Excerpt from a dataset
============
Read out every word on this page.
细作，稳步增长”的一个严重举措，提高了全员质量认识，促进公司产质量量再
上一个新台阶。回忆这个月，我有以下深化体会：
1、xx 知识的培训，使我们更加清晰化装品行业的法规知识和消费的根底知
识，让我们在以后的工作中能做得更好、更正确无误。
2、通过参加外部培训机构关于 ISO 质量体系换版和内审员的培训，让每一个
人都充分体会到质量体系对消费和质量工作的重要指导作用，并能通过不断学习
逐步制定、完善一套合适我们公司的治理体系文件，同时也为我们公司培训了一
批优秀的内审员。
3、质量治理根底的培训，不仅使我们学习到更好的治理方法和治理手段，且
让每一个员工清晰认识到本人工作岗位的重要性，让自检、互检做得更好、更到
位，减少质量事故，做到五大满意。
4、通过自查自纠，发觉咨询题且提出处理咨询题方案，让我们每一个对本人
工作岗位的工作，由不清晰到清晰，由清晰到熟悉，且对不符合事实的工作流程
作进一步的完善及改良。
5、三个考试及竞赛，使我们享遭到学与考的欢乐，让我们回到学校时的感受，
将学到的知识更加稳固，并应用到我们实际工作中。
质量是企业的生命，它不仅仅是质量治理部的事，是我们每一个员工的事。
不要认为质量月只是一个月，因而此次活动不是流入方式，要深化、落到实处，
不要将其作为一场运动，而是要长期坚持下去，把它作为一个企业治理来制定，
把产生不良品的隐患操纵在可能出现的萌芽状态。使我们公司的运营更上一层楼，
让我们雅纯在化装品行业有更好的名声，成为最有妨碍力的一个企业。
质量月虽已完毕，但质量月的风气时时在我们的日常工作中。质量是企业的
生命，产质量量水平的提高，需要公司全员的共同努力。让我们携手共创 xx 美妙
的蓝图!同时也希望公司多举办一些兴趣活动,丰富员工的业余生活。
============
• _Exercise prompt_: Repeat every entry exactly as written above.

• _Final result_:
Read out every word on this page.
细作，稳步增长”的一个严重举措，提高了全员质量认识，促进公司产质量量再
上一个新台阶。回忆这个月，我有以下深化体会：
1、xx 知识的培训，使我们更加清晰化装品行业的法规知识和消费的根底知
识，让我们在以后的工作中能做得更好、更正确无误。
2、通过参加外部培训机构关于 ISO 质量体系换版和内审员的培训，让每一个
人都充分体会到质量体系对消费和质量工作的重要指导作用，并能通过不断学习
逐步制定、完善一套合适我们公司的治理体系文件，同时也为我们公司培训了一
批优秀的内审员。
3、质量治理根底的培训，不仅使我们学习到更好的治理方法和治理手段，且
让每一个员工清晰认识到本人工作岗位的重要性，让自检、互检做得更好、更到
位，减少质量事故，做到五大满意。
4、通过自查自纠，发觉咨询题且提出处理咨询题方案，让我们每一个对本人
工作岗位的工作，由不清晰到清晰，由清晰到熟悉，且对不符合事实的工作流程
作进一步的完善及改良。
5、三个考试及竞赛，使我们享遭到学与考的欢乐，让我们回到学校时的感受，
将学到的知识更加稳固，并应用到我们实际工作中。
质量是企业的生命，它不仅仅是质量治理部的事，是我们每一个员工的事。
不要认为质量月只是一个月，因而此次活动不是流入方式，要深化、落到实处，
不要将其作为一场运动，而是要长期坚持下去，把它作为一个企业治理来制定，
把产生不良品的隐患操纵在可能出现的萌芽状态。使我们公司的运营更上一层楼，
让我们雅纯在化装品行业有更好的名声，成为最有妨碍力的一个企业。
质量月虽已完毕，但质量月的风气时时在我们的日常工作中。质量是企业的
生命，产质量量水平的提高，需要公司全员的共同努力。让我们携手共创 xx 美妙
的蓝图!同时也希望公司多举办一些兴趣活动,丰富员工的业余生活。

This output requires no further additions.